What you should do: Select and reproduce each line of the listing below that bears the string "this".

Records

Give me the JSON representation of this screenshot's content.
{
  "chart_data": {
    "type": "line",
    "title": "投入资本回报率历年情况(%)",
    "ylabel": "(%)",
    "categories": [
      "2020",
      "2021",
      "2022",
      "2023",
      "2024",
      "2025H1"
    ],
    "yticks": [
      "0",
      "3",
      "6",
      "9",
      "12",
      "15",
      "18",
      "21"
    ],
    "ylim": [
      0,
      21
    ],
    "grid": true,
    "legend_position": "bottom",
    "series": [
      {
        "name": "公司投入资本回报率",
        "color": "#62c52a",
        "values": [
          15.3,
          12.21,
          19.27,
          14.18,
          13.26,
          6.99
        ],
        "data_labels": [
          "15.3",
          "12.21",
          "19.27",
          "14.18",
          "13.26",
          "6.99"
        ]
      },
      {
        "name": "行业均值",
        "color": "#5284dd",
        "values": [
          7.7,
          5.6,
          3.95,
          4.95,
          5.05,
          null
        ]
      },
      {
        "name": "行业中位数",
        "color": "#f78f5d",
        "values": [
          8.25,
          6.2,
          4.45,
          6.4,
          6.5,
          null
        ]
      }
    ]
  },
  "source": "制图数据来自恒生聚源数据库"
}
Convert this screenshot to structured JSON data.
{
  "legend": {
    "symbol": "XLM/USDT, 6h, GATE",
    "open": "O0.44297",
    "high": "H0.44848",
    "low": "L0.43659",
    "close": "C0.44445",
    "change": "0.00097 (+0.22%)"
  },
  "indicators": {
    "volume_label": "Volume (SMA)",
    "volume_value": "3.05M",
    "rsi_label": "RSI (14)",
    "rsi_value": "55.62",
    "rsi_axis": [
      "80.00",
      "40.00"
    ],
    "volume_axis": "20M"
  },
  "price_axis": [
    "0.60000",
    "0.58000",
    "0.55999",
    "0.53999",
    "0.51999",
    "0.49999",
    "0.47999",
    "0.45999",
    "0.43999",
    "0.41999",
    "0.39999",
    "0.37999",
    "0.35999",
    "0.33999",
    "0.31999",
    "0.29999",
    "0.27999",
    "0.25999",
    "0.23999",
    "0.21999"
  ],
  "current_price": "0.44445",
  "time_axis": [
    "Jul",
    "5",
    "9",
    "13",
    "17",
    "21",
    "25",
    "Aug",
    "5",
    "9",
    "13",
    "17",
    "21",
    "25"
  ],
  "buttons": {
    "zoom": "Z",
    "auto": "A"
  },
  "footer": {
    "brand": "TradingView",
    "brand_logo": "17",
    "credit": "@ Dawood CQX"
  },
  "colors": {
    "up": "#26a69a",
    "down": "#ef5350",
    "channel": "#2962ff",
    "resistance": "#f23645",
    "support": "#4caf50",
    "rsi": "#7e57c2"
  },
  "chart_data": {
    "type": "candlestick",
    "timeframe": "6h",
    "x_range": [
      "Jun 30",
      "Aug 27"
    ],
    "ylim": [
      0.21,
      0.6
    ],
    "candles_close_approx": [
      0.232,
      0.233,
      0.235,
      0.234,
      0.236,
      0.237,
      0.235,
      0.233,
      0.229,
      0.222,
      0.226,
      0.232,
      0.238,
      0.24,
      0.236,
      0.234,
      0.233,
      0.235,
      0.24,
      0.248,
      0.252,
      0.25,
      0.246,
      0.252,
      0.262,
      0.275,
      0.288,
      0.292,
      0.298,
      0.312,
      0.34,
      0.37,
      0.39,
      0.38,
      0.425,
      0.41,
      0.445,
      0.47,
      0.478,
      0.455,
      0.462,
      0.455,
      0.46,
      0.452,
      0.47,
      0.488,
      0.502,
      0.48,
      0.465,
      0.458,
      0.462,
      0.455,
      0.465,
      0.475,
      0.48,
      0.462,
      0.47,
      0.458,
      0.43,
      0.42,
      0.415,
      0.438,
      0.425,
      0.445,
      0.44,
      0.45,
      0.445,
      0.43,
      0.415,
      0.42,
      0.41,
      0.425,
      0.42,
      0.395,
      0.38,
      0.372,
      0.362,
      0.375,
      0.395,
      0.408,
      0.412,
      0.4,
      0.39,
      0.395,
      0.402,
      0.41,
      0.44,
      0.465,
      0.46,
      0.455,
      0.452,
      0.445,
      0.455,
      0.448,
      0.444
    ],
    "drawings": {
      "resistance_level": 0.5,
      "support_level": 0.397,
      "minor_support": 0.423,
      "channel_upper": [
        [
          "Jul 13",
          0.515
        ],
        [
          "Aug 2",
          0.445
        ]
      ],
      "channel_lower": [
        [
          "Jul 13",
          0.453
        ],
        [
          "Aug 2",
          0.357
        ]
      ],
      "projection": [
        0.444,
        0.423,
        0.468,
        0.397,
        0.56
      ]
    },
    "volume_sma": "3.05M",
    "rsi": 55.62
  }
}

Answer below:
Give me the JSON representation of this screenshot's content.
Convert this screenshot to structured JSON data.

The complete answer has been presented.